» Stated problem: Answer with one number: the count of lines in the listing below that hold the word "screenshot".

>>>>>

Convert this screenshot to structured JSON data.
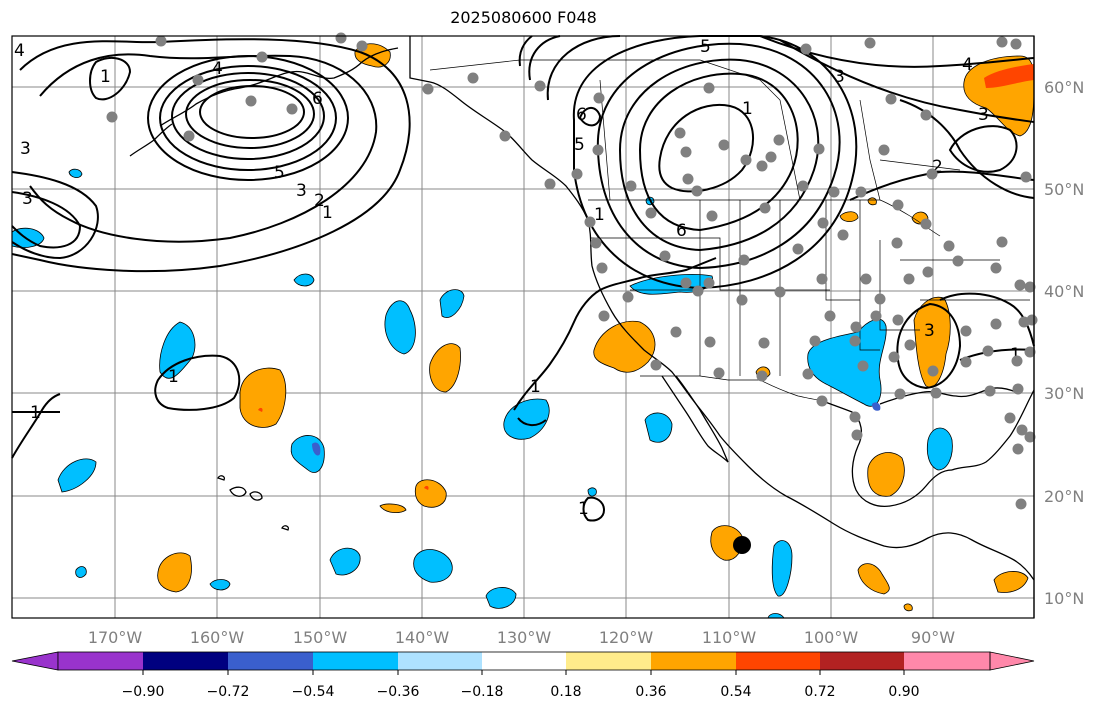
{
  "title": "2025080600 F048",
  "map": {
    "lon_labels": [
      "170°W",
      "160°W",
      "150°W",
      "140°W",
      "130°W",
      "120°W",
      "110°W",
      "100°W",
      "90°W"
    ],
    "lat_labels": [
      "60°N",
      "50°N",
      "40°N",
      "30°N",
      "20°N",
      "10°N"
    ],
    "contour_labels": [
      "4",
      "1",
      "4",
      "6",
      "5",
      "3",
      "2",
      "1",
      "3",
      "3",
      "1",
      "5",
      "6",
      "5",
      "1",
      "6",
      "3",
      "2",
      "3",
      "4",
      "3",
      "1",
      "1",
      "1",
      "1",
      "1"
    ],
    "marker_fill": "#000000",
    "station_color": "#808080"
  },
  "colorbar": {
    "colors": [
      "#9933cc",
      "#000080",
      "#3a5fcd",
      "#00bfff",
      "#aee2ff",
      "#ffffff",
      "#ffec8b",
      "#ffa500",
      "#ff4500",
      "#b22222",
      "#ff88aa"
    ],
    "tick_labels": [
      "−0.90",
      "−0.72",
      "−0.54",
      "−0.36",
      "−0.18",
      "0.18",
      "0.36",
      "0.54",
      "0.72",
      "0.90"
    ]
  }
}
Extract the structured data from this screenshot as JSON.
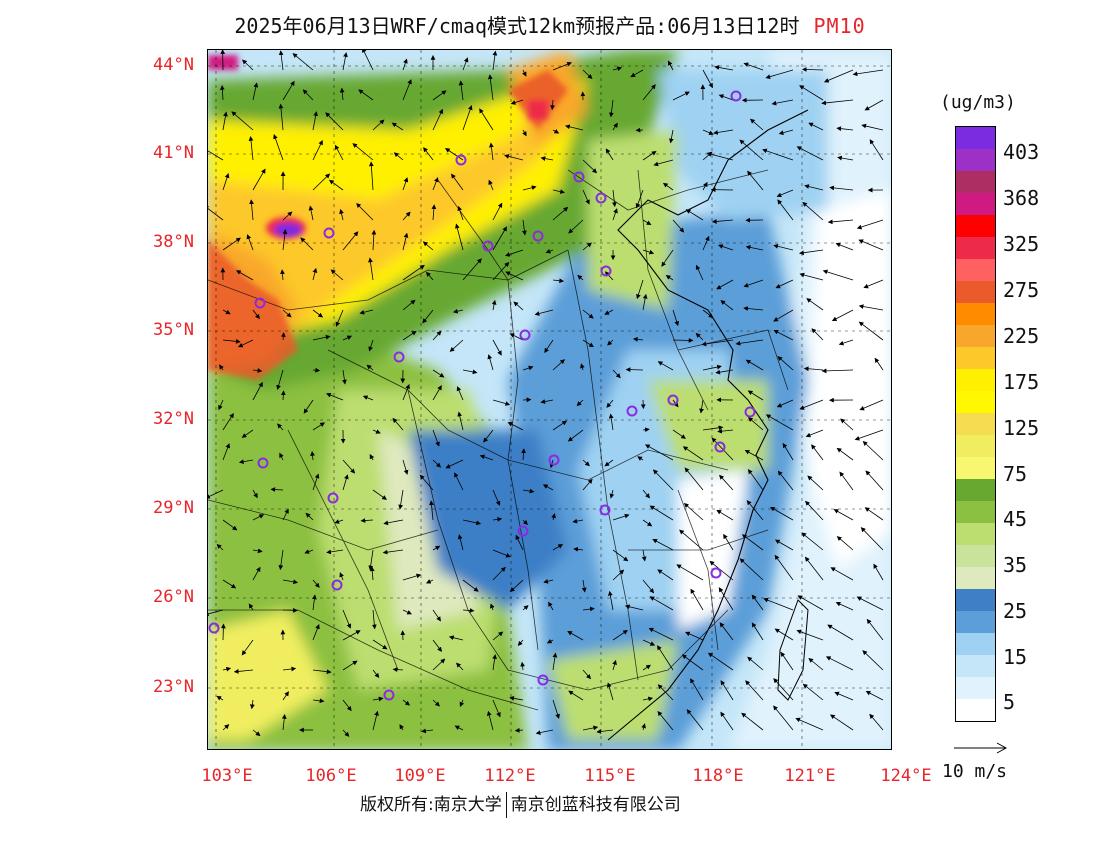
{
  "title": {
    "main": "2025年06月13日WRF/cmaq模式12km预报产品:06月13日12时",
    "variable": "PM10"
  },
  "axes": {
    "lat_labels": [
      "44°N",
      "41°N",
      "38°N",
      "35°N",
      "32°N",
      "29°N",
      "26°N",
      "23°N"
    ],
    "lon_labels": [
      "103°E",
      "106°E",
      "109°E",
      "112°E",
      "115°E",
      "118°E",
      "121°E",
      "124°E"
    ]
  },
  "colorbar": {
    "unit": "(ug/m3)",
    "labels": [
      "403",
      "368",
      "325",
      "275",
      "225",
      "175",
      "125",
      "75",
      "45",
      "35",
      "25",
      "15",
      "5"
    ],
    "colors": [
      "#7b2be0",
      "#9d30c6",
      "#ad2f62",
      "#cf1a82",
      "#ff0000",
      "#ee2a4a",
      "#ff6060",
      "#ea5a2a",
      "#ff8c00",
      "#f9a72c",
      "#fdc82a",
      "#fff000",
      "#fff800",
      "#f5dc50",
      "#f0ee60",
      "#f7f770",
      "#66a830",
      "#8cc040",
      "#bcde70",
      "#c9e39a",
      "#dfe9be",
      "#3e7fc6",
      "#5c9ed8",
      "#9fd2f2",
      "#c4e6f8",
      "#e0f2fc",
      "#ffffff"
    ]
  },
  "wind_reference": {
    "label": "10 m/s"
  },
  "copyright": {
    "left": "版权所有:南京大学",
    "right": "南京创蓝科技有限公司"
  }
}
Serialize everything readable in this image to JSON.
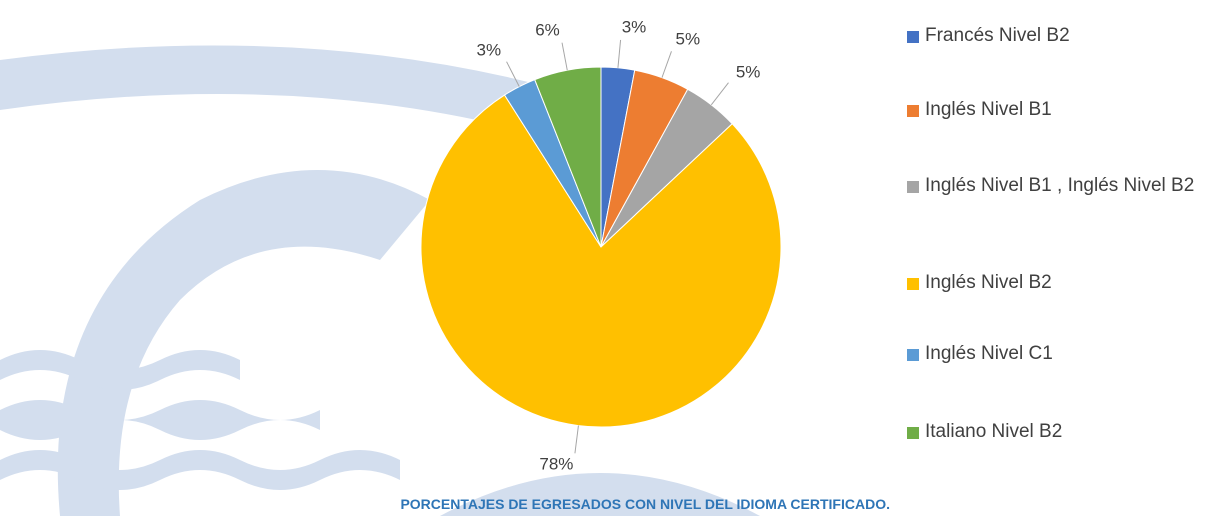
{
  "chart_data": {
    "type": "pie",
    "title": "PORCENTAJES DE EGRESADOS CON NIVEL DEL IDIOMA CERTIFICADO.",
    "categories": [
      "Francés Nivel B2",
      "Inglés Nivel B1",
      "Inglés Nivel B1 , Inglés Nivel B2",
      "Inglés Nivel B2",
      "Inglés Nivel C1",
      "Italiano Nivel B2"
    ],
    "values": [
      3,
      5,
      5,
      78,
      3,
      6
    ],
    "value_labels": [
      "3%",
      "5%",
      "5%",
      "78%",
      "3%",
      "6%"
    ],
    "colors": [
      "#4472c4",
      "#ed7d31",
      "#a5a5a5",
      "#ffc000",
      "#5b9bd5",
      "#70ad47"
    ],
    "legend": "right"
  }
}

<<<<<

» Solution for this task: 2